>>
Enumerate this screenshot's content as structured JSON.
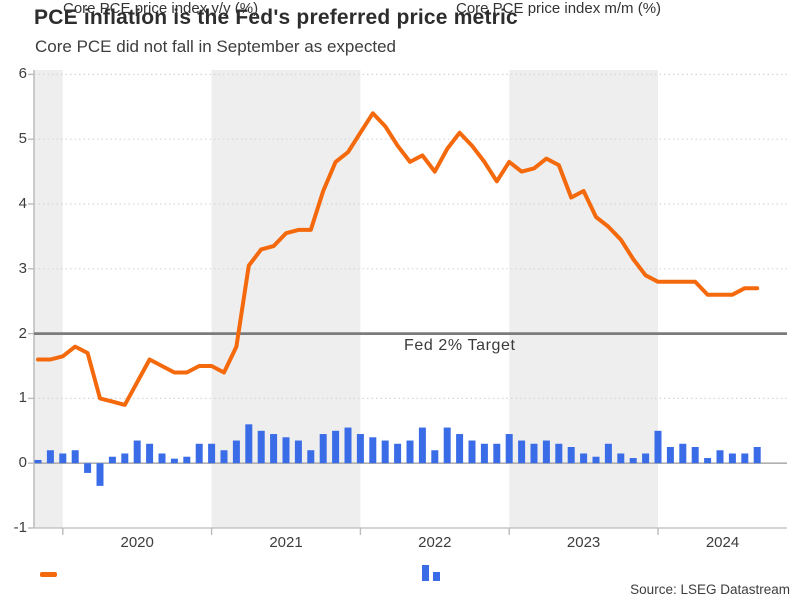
{
  "header": {
    "title": "PCE inflation is the Fed's preferred price metric",
    "subtitle": "Core PCE did not fall in September as expected"
  },
  "source_note": "Source: LSEG Datastream",
  "colors": {
    "yoy_line": "#f5690d",
    "mom_bar": "#3b6ce8",
    "target_line": "#7b7b7b",
    "zero_line": "#b0b0b0",
    "grid": "#d6d6d6",
    "band": "#eeeeee",
    "spine": "#bcbcbc",
    "text": "#3d3d3d"
  },
  "chart_data": {
    "type": "line+bar",
    "title": "PCE inflation is the Fed's preferred price metric",
    "subtitle": "Core PCE did not fall in September as expected",
    "x": {
      "frequency": "monthly",
      "start": "2019-11",
      "end": "2024-09",
      "tick_years": [
        "2020",
        "2021",
        "2022",
        "2023",
        "2024"
      ]
    },
    "y": {
      "min": -1,
      "max": 6,
      "ticks": [
        -1,
        0,
        1,
        2,
        3,
        4,
        5,
        6
      ],
      "grid_ticks": [
        1,
        3,
        4,
        5,
        6
      ]
    },
    "target_line": {
      "value": 2,
      "label": "Fed 2% Target"
    },
    "shaded_years": [
      2019,
      2021,
      2023
    ],
    "legend_position": "bottom",
    "series": [
      {
        "name": "Core PCE price index y/y (%)",
        "type": "line",
        "values": [
          1.6,
          1.6,
          1.65,
          1.8,
          1.7,
          1.0,
          0.95,
          0.9,
          1.25,
          1.6,
          1.5,
          1.4,
          1.4,
          1.5,
          1.5,
          1.4,
          1.8,
          3.05,
          3.3,
          3.35,
          3.55,
          3.6,
          3.6,
          4.2,
          4.65,
          4.8,
          5.1,
          5.4,
          5.2,
          4.9,
          4.65,
          4.75,
          4.5,
          4.85,
          5.1,
          4.9,
          4.65,
          4.35,
          4.65,
          4.5,
          4.55,
          4.7,
          4.6,
          4.1,
          4.2,
          3.8,
          3.65,
          3.45,
          3.15,
          2.9,
          2.8,
          2.8,
          2.8,
          2.8,
          2.6,
          2.6,
          2.6,
          2.7,
          2.7
        ]
      },
      {
        "name": "Core PCE price index m/m (%)",
        "type": "bar",
        "values": [
          0.05,
          0.2,
          0.15,
          0.2,
          -0.15,
          -0.35,
          0.1,
          0.15,
          0.35,
          0.3,
          0.15,
          0.07,
          0.1,
          0.3,
          0.3,
          0.2,
          0.35,
          0.6,
          0.5,
          0.45,
          0.4,
          0.35,
          0.2,
          0.45,
          0.5,
          0.55,
          0.45,
          0.4,
          0.35,
          0.3,
          0.35,
          0.55,
          0.2,
          0.55,
          0.45,
          0.35,
          0.3,
          0.3,
          0.45,
          0.35,
          0.3,
          0.35,
          0.3,
          0.25,
          0.15,
          0.1,
          0.3,
          0.15,
          0.08,
          0.15,
          0.5,
          0.25,
          0.3,
          0.25,
          0.08,
          0.2,
          0.15,
          0.15,
          0.25
        ]
      }
    ]
  }
}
<<
Task prompt: Reproduce each line of the records exactly, and omit every picture.

Response to this task:
Enumerate this screenshot's content as structured JSON.
{
  "header": {
    "title": "PCE inflation is the Fed's preferred price metric",
    "subtitle": "Core PCE did not fall in September as expected"
  },
  "source_note": "Source: LSEG Datastream",
  "colors": {
    "yoy_line": "#f5690d",
    "mom_bar": "#3b6ce8",
    "target_line": "#7b7b7b",
    "zero_line": "#b0b0b0",
    "grid": "#d6d6d6",
    "band": "#eeeeee",
    "spine": "#bcbcbc",
    "text": "#3d3d3d"
  },
  "chart_data": {
    "type": "line+bar",
    "title": "PCE inflation is the Fed's preferred price metric",
    "subtitle": "Core PCE did not fall in September as expected",
    "x": {
      "frequency": "monthly",
      "start": "2019-11",
      "end": "2024-09",
      "tick_years": [
        "2020",
        "2021",
        "2022",
        "2023",
        "2024"
      ]
    },
    "y": {
      "min": -1,
      "max": 6,
      "ticks": [
        -1,
        0,
        1,
        2,
        3,
        4,
        5,
        6
      ],
      "grid_ticks": [
        1,
        3,
        4,
        5,
        6
      ]
    },
    "target_line": {
      "value": 2,
      "label": "Fed 2% Target"
    },
    "shaded_years": [
      2019,
      2021,
      2023
    ],
    "legend_position": "bottom",
    "series": [
      {
        "name": "Core PCE price index y/y (%)",
        "type": "line",
        "values": [
          1.6,
          1.6,
          1.65,
          1.8,
          1.7,
          1.0,
          0.95,
          0.9,
          1.25,
          1.6,
          1.5,
          1.4,
          1.4,
          1.5,
          1.5,
          1.4,
          1.8,
          3.05,
          3.3,
          3.35,
          3.55,
          3.6,
          3.6,
          4.2,
          4.65,
          4.8,
          5.1,
          5.4,
          5.2,
          4.9,
          4.65,
          4.75,
          4.5,
          4.85,
          5.1,
          4.9,
          4.65,
          4.35,
          4.65,
          4.5,
          4.55,
          4.7,
          4.6,
          4.1,
          4.2,
          3.8,
          3.65,
          3.45,
          3.15,
          2.9,
          2.8,
          2.8,
          2.8,
          2.8,
          2.6,
          2.6,
          2.6,
          2.7,
          2.7
        ]
      },
      {
        "name": "Core PCE price index m/m (%)",
        "type": "bar",
        "values": [
          0.05,
          0.2,
          0.15,
          0.2,
          -0.15,
          -0.35,
          0.1,
          0.15,
          0.35,
          0.3,
          0.15,
          0.07,
          0.1,
          0.3,
          0.3,
          0.2,
          0.35,
          0.6,
          0.5,
          0.45,
          0.4,
          0.35,
          0.2,
          0.45,
          0.5,
          0.55,
          0.45,
          0.4,
          0.35,
          0.3,
          0.35,
          0.55,
          0.2,
          0.55,
          0.45,
          0.35,
          0.3,
          0.3,
          0.45,
          0.35,
          0.3,
          0.35,
          0.3,
          0.25,
          0.15,
          0.1,
          0.3,
          0.15,
          0.08,
          0.15,
          0.5,
          0.25,
          0.3,
          0.25,
          0.08,
          0.2,
          0.15,
          0.15,
          0.25
        ]
      }
    ]
  }
}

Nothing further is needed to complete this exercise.